Aim of the task - Produce an exact copy of all the records.

========================================================================

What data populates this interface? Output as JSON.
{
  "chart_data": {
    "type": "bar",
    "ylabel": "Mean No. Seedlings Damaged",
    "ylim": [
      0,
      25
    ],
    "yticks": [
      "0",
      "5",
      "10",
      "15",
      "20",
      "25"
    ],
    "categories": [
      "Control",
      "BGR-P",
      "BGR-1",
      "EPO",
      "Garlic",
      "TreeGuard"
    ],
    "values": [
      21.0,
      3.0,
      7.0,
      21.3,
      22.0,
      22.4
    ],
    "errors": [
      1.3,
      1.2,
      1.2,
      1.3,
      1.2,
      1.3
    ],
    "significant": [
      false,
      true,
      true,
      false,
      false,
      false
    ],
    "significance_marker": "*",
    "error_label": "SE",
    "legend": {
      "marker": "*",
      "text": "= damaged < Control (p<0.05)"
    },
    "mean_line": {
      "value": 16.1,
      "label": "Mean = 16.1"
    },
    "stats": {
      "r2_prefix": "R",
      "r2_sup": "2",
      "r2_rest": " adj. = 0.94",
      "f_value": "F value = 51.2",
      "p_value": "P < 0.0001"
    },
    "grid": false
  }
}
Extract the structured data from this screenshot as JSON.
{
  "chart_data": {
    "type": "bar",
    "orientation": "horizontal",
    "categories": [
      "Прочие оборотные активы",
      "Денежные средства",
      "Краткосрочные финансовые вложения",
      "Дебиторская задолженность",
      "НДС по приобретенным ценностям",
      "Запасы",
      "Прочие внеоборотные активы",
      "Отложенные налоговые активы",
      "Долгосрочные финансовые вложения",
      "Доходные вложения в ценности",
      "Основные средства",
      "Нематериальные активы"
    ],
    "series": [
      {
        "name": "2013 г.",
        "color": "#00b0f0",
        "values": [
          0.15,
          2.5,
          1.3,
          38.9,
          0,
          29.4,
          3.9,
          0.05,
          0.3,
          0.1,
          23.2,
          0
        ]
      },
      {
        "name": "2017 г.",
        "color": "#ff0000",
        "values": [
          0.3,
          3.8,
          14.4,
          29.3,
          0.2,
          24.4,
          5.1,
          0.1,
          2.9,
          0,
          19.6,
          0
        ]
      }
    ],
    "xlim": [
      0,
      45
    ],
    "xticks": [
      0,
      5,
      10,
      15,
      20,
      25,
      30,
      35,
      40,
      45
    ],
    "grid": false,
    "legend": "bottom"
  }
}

========================================================================

Answer for this exercise -
What data populates this interface? Output as JSON.
{
  "chart_data": {
    "type": "bar",
    "ylabel": "Mean No. Seedlings Damaged",
    "ylim": [
      0,
      25
    ],
    "yticks": [
      "0",
      "5",
      "10",
      "15",
      "20",
      "25"
    ],
    "categories": [
      "Control",
      "BGR-P",
      "BGR-1",
      "EPO",
      "Garlic",
      "TreeGuard"
    ],
    "values": [
      21.0,
      3.0,
      7.0,
      21.3,
      22.0,
      22.4
    ],
    "errors": [
      1.3,
      1.2,
      1.2,
      1.3,
      1.2,
      1.3
    ],
    "significant": [
      false,
      true,
      true,
      false,
      false,
      false
    ],
    "significance_marker": "*",
    "error_label": "SE",
    "legend": {
      "marker": "*",
      "text": "= damaged < Control (p<0.05)"
    },
    "mean_line": {
      "value": 16.1,
      "label": "Mean = 16.1"
    },
    "stats": {
      "r2_prefix": "R",
      "r2_sup": "2",
      "r2_rest": " adj. = 0.94",
      "f_value": "F value = 51.2",
      "p_value": "P < 0.0001"
    },
    "grid": false
  }
}
Extract the structured data from this screenshot as JSON.
{
  "chart_data": {
    "type": "bar",
    "orientation": "horizontal",
    "categories": [
      "Прочие оборотные активы",
      "Денежные средства",
      "Краткосрочные финансовые вложения",
      "Дебиторская задолженность",
      "НДС по приобретенным ценностям",
      "Запасы",
      "Прочие внеоборотные активы",
      "Отложенные налоговые активы",
      "Долгосрочные финансовые вложения",
      "Доходные вложения в ценности",
      "Основные средства",
      "Нематериальные активы"
    ],
    "series": [
      {
        "name": "2013 г.",
        "color": "#00b0f0",
        "values": [
          0.15,
          2.5,
          1.3,
          38.9,
          0,
          29.4,
          3.9,
          0.05,
          0.3,
          0.1,
          23.2,
          0
        ]
      },
      {
        "name": "2017 г.",
        "color": "#ff0000",
        "values": [
          0.3,
          3.8,
          14.4,
          29.3,
          0.2,
          24.4,
          5.1,
          0.1,
          2.9,
          0,
          19.6,
          0
        ]
      }
    ],
    "xlim": [
      0,
      45
    ],
    "xticks": [
      0,
      5,
      10,
      15,
      20,
      25,
      30,
      35,
      40,
      45
    ],
    "grid": false,
    "legend": "bottom"
  }
}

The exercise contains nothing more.